### Prompt
Restate the material word for word and leave out anything that is a picture.

------ Provided material ------

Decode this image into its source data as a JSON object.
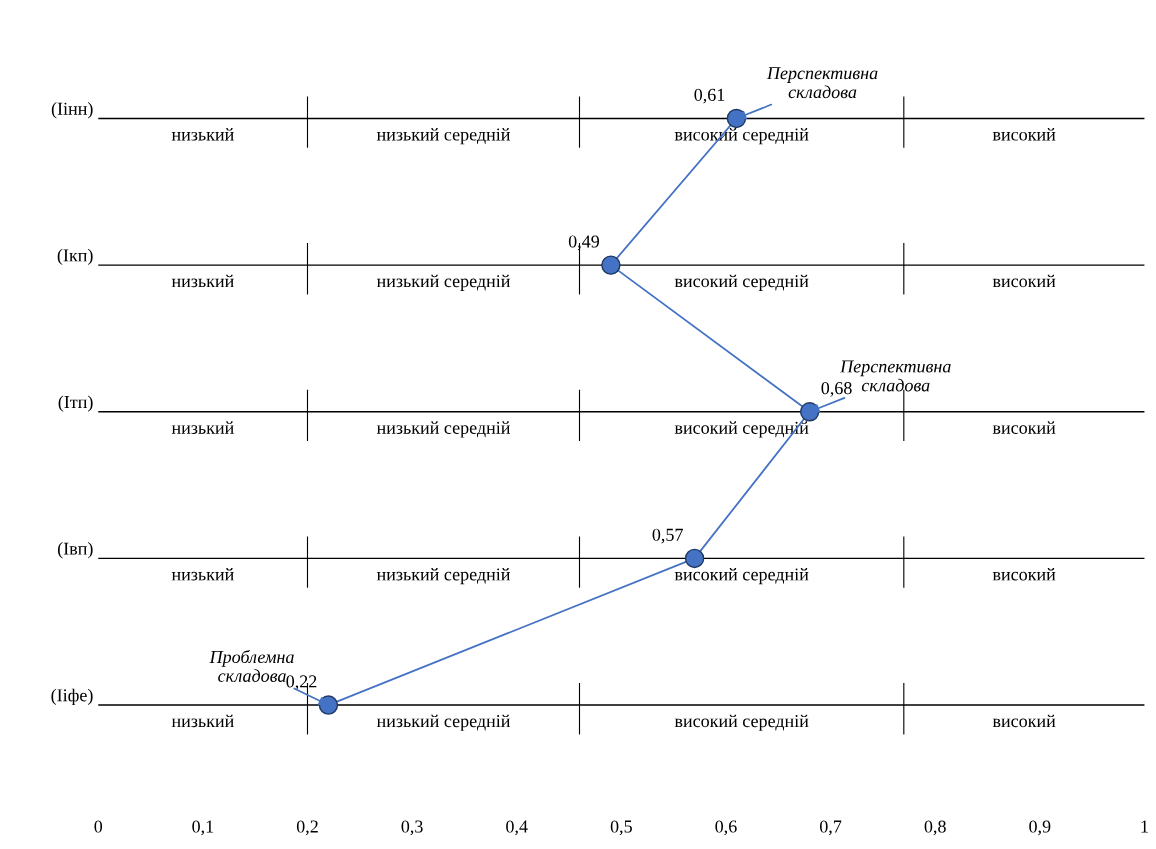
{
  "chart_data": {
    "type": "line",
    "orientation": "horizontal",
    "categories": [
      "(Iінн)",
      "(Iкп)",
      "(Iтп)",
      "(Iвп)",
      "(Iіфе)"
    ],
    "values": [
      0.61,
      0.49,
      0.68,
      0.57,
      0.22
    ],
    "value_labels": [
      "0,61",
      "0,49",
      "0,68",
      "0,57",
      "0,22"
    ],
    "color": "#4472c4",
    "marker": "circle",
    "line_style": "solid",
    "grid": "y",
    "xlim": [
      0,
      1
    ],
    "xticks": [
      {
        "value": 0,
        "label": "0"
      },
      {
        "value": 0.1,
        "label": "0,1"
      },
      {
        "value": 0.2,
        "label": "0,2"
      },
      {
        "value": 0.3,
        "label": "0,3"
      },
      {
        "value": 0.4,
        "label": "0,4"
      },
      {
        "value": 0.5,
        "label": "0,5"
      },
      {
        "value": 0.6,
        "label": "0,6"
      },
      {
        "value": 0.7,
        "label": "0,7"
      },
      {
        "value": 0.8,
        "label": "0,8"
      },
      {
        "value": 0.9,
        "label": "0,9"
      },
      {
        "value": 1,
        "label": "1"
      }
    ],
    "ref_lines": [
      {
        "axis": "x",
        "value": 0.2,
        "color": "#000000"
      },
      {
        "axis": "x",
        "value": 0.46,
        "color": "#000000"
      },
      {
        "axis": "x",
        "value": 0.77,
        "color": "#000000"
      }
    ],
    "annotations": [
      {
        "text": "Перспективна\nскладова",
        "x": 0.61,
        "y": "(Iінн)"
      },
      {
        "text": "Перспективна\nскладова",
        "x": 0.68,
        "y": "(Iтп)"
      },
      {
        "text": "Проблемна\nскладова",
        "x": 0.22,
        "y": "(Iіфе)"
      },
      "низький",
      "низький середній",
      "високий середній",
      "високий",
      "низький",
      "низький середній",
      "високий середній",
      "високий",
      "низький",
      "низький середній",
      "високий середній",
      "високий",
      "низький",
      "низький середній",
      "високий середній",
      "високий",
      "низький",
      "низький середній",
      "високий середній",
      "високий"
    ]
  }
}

------

### Written response
Decode this image into its source data as a JSON object.
{
  "chart_data": {
    "type": "line",
    "orientation": "horizontal",
    "categories": [
      "(Iінн)",
      "(Iкп)",
      "(Iтп)",
      "(Iвп)",
      "(Iіфе)"
    ],
    "values": [
      0.61,
      0.49,
      0.68,
      0.57,
      0.22
    ],
    "value_labels": [
      "0,61",
      "0,49",
      "0,68",
      "0,57",
      "0,22"
    ],
    "color": "#4472c4",
    "marker": "circle",
    "line_style": "solid",
    "grid": "y",
    "xlim": [
      0,
      1
    ],
    "xticks": [
      {
        "value": 0,
        "label": "0"
      },
      {
        "value": 0.1,
        "label": "0,1"
      },
      {
        "value": 0.2,
        "label": "0,2"
      },
      {
        "value": 0.3,
        "label": "0,3"
      },
      {
        "value": 0.4,
        "label": "0,4"
      },
      {
        "value": 0.5,
        "label": "0,5"
      },
      {
        "value": 0.6,
        "label": "0,6"
      },
      {
        "value": 0.7,
        "label": "0,7"
      },
      {
        "value": 0.8,
        "label": "0,8"
      },
      {
        "value": 0.9,
        "label": "0,9"
      },
      {
        "value": 1,
        "label": "1"
      }
    ],
    "ref_lines": [
      {
        "axis": "x",
        "value": 0.2,
        "color": "#000000"
      },
      {
        "axis": "x",
        "value": 0.46,
        "color": "#000000"
      },
      {
        "axis": "x",
        "value": 0.77,
        "color": "#000000"
      }
    ],
    "annotations": [
      {
        "text": "Перспективна\nскладова",
        "x": 0.61,
        "y": "(Iінн)"
      },
      {
        "text": "Перспективна\nскладова",
        "x": 0.68,
        "y": "(Iтп)"
      },
      {
        "text": "Проблемна\nскладова",
        "x": 0.22,
        "y": "(Iіфе)"
      },
      "низький",
      "низький середній",
      "високий середній",
      "високий",
      "низький",
      "низький середній",
      "високий середній",
      "високий",
      "низький",
      "низький середній",
      "високий середній",
      "високий",
      "низький",
      "низький середній",
      "високий середній",
      "високий",
      "низький",
      "низький середній",
      "високий середній",
      "високий"
    ]
  }
}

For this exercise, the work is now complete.